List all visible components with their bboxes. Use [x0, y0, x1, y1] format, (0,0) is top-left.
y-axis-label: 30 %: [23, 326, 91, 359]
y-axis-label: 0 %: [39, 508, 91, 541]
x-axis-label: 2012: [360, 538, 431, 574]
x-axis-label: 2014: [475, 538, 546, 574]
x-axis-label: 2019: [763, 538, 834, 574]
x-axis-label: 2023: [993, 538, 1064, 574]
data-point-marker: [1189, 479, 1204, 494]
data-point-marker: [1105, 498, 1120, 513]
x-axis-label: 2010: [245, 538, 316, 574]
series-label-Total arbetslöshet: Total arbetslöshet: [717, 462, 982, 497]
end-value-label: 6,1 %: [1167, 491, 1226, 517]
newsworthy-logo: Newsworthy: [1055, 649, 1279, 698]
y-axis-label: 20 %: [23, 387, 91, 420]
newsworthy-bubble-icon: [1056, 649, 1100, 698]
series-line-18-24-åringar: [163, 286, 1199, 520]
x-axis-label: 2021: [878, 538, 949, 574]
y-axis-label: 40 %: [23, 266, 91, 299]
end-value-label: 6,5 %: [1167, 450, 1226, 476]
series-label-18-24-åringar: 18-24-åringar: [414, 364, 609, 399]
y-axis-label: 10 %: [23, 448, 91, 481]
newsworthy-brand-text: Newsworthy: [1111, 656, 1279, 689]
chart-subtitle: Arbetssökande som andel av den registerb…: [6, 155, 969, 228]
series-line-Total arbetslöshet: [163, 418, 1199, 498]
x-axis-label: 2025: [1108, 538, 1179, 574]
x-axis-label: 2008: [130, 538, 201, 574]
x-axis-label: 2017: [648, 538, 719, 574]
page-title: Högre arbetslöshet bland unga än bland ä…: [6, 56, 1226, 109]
•••••
(Exercise objective) Copy every line of the material above word for word, keeping each character and number unchanged.

(Complete answer)
List all visible components with their bboxes. Use [x0, y0, x1, y1] format, (0,0) is top-left.
y-axis-label: 30 %: [23, 326, 91, 359]
y-axis-label: 0 %: [39, 508, 91, 541]
x-axis-label: 2012: [360, 538, 431, 574]
x-axis-label: 2014: [475, 538, 546, 574]
x-axis-label: 2019: [763, 538, 834, 574]
x-axis-label: 2023: [993, 538, 1064, 574]
data-point-marker: [1189, 479, 1204, 494]
data-point-marker: [1105, 498, 1120, 513]
x-axis-label: 2010: [245, 538, 316, 574]
series-label-Total arbetslöshet: Total arbetslöshet: [717, 462, 982, 497]
end-value-label: 6,1 %: [1167, 491, 1226, 517]
newsworthy-logo: Newsworthy: [1055, 649, 1279, 698]
y-axis-label: 20 %: [23, 387, 91, 420]
newsworthy-bubble-icon: [1056, 649, 1100, 698]
series-line-18-24-åringar: [163, 286, 1199, 520]
x-axis-label: 2021: [878, 538, 949, 574]
y-axis-label: 40 %: [23, 266, 91, 299]
end-value-label: 6,5 %: [1167, 450, 1226, 476]
series-label-18-24-åringar: 18-24-åringar: [414, 364, 609, 399]
y-axis-label: 10 %: [23, 448, 91, 481]
newsworthy-brand-text: Newsworthy: [1111, 656, 1279, 689]
chart-subtitle: Arbetssökande som andel av den registerb…: [6, 155, 969, 228]
series-line-Total arbetslöshet: [163, 418, 1199, 498]
x-axis-label: 2025: [1108, 538, 1179, 574]
x-axis-label: 2008: [130, 538, 201, 574]
x-axis-label: 2017: [648, 538, 719, 574]
page-title: Högre arbetslöshet bland unga än bland ä…: [6, 56, 1226, 109]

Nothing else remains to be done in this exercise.